--- Problem description ---
Please copy every line of the records below that holds the word "content".

--- Input for this task ---
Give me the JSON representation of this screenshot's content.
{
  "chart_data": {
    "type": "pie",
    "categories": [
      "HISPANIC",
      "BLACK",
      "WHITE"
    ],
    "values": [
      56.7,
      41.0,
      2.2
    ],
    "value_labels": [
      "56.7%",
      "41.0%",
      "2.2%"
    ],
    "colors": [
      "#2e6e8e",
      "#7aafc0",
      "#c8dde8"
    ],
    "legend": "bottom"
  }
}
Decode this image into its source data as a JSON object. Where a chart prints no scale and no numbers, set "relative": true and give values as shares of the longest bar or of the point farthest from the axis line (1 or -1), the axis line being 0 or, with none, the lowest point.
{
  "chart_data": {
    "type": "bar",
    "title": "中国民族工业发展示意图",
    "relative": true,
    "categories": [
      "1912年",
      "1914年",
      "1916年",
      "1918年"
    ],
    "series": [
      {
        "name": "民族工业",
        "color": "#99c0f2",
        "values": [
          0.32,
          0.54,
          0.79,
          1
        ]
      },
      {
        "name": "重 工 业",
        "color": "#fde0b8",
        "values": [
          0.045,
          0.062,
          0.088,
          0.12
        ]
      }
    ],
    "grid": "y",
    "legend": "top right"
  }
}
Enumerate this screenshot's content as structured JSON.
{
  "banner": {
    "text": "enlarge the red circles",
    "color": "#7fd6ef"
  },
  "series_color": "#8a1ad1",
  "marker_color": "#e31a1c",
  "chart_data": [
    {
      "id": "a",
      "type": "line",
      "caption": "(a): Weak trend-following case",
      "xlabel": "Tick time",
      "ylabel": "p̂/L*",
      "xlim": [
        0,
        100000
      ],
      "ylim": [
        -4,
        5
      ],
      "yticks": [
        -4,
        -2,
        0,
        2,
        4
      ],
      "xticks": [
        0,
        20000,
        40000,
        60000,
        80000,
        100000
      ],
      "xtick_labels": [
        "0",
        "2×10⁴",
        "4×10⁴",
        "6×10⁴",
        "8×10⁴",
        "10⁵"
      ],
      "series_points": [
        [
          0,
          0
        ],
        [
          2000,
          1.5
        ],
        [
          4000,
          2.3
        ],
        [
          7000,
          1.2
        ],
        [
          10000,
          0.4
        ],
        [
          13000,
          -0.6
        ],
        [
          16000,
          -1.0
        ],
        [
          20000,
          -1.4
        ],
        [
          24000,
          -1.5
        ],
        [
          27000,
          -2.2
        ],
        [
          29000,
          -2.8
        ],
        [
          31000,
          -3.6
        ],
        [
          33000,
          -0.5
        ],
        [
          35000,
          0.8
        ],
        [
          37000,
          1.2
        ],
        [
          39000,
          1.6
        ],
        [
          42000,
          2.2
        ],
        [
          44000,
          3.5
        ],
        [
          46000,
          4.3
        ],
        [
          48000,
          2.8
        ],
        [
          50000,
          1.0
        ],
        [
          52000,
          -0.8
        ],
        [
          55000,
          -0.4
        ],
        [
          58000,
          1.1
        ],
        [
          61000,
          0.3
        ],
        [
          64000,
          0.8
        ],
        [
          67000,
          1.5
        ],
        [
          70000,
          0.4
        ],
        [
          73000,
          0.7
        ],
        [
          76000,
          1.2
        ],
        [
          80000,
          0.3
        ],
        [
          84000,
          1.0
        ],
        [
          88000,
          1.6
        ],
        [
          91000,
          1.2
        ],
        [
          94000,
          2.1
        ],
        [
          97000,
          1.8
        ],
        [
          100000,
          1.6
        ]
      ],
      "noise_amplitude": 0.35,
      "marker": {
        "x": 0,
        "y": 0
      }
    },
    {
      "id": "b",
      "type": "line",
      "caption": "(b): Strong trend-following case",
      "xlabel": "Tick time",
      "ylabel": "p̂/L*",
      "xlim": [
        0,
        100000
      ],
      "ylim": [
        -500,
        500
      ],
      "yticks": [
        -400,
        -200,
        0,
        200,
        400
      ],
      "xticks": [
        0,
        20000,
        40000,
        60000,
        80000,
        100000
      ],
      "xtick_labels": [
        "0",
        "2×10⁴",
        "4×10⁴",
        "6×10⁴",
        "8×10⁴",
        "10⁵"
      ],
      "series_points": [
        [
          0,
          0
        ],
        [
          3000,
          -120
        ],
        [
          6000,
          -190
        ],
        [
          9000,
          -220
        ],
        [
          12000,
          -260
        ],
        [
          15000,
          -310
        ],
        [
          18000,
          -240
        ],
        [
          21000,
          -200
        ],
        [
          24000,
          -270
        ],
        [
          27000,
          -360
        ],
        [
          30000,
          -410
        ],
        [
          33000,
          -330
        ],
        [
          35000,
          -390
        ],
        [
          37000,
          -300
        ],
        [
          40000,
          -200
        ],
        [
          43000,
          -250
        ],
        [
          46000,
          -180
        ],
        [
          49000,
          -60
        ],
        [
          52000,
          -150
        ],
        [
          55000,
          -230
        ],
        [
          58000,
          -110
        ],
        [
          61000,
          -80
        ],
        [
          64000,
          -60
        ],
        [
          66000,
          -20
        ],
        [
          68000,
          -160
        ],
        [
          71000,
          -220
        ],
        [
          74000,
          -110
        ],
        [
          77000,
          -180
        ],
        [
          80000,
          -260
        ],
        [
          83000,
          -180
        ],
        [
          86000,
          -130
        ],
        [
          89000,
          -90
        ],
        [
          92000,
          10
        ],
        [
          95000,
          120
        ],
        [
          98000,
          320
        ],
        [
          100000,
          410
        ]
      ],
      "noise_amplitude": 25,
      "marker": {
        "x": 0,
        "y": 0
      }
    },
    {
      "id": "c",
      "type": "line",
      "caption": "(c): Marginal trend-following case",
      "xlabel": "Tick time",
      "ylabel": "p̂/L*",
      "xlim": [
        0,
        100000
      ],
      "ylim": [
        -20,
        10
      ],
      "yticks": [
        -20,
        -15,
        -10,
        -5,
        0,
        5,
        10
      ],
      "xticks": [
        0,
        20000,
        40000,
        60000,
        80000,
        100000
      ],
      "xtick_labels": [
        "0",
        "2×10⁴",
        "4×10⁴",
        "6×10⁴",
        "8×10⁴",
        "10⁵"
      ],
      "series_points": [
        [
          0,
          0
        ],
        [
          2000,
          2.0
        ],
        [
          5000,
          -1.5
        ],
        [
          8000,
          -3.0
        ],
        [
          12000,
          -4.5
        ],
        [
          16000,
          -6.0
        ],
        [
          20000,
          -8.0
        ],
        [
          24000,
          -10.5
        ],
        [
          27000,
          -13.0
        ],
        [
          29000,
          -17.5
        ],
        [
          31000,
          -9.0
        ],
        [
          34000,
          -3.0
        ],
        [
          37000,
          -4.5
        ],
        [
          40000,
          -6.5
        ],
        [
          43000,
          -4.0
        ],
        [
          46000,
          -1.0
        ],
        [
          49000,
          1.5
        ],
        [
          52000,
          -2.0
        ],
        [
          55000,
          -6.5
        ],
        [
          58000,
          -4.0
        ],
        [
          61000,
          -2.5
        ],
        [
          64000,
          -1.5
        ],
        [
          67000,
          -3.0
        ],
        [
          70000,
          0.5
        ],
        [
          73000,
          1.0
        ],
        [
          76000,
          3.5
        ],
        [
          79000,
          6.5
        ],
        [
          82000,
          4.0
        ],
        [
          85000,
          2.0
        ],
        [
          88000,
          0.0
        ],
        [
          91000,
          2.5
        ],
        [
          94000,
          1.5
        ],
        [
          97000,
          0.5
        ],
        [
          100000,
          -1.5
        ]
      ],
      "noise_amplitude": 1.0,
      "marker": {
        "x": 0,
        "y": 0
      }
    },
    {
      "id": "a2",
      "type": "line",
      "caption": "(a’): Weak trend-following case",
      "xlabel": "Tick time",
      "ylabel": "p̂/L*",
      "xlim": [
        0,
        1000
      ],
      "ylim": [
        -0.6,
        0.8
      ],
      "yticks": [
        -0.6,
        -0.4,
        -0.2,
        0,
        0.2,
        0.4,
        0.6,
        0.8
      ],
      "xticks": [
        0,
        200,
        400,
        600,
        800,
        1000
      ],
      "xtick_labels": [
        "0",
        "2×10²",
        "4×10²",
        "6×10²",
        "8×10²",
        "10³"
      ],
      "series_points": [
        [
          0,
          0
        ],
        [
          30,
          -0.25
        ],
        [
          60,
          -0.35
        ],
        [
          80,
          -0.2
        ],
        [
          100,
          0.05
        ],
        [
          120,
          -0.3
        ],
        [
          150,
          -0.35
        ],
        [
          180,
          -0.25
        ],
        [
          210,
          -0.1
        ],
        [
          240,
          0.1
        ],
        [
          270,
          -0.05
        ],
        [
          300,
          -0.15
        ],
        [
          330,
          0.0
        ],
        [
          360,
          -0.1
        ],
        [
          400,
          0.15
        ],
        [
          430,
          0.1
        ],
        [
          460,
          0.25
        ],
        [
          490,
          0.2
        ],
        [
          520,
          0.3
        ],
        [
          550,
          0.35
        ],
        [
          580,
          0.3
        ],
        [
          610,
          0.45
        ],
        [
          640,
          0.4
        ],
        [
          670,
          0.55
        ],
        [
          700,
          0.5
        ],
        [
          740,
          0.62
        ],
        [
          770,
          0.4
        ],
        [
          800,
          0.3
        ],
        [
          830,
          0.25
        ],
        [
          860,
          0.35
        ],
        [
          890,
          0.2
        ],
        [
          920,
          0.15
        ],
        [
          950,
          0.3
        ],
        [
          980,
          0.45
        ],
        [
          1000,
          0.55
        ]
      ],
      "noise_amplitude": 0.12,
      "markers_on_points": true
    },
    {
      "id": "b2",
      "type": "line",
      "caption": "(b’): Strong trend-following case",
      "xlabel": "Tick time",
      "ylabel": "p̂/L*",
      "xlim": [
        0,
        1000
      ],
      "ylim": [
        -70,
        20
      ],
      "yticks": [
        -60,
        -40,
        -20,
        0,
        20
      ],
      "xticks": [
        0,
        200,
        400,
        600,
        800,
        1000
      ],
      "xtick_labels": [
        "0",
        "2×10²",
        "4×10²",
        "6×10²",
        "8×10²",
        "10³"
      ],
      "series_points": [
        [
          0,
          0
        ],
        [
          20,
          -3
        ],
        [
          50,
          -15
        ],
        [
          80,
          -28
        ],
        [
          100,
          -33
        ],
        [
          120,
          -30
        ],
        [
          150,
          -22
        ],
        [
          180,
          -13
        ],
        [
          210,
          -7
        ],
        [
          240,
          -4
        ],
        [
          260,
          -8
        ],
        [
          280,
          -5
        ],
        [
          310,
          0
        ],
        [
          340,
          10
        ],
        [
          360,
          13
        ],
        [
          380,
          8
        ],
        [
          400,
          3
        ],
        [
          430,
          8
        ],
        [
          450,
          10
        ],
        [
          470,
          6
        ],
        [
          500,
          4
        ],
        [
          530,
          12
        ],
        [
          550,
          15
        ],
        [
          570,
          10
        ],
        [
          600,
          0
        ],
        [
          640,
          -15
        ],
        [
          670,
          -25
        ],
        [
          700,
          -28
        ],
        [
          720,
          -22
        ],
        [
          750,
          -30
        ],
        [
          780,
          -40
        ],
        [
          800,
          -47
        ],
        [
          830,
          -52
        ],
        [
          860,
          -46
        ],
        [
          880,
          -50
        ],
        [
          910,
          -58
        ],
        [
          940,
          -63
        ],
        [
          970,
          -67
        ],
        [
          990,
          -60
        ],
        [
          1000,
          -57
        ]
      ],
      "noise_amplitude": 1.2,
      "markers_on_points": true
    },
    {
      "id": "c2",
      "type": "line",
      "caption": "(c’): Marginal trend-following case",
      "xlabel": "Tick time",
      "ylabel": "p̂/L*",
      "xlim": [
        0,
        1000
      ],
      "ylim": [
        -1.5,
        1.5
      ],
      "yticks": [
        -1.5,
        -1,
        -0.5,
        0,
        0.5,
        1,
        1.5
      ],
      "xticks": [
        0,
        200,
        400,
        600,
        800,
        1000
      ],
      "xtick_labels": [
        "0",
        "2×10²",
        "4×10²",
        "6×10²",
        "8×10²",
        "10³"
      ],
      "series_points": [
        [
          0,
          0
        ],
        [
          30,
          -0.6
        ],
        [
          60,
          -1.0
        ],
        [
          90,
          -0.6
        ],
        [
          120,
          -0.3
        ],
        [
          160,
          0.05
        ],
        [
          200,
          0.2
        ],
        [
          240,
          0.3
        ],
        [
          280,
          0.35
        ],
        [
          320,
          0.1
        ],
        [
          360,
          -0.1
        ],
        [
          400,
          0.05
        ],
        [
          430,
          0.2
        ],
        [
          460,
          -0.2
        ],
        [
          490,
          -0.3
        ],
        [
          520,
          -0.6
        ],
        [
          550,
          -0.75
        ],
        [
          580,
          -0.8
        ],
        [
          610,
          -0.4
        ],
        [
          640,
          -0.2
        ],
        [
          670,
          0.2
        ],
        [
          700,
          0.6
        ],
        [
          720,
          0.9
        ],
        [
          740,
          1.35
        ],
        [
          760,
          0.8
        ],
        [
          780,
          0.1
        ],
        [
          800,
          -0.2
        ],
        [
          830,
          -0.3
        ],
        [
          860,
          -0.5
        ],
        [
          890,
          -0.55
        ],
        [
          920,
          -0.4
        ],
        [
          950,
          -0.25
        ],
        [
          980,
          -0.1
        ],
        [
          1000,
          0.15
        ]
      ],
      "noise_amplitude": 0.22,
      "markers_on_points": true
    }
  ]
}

--- Task answer ---
Give me the JSON representation of this screenshot's content.
Enumerate this screenshot's content as structured JSON.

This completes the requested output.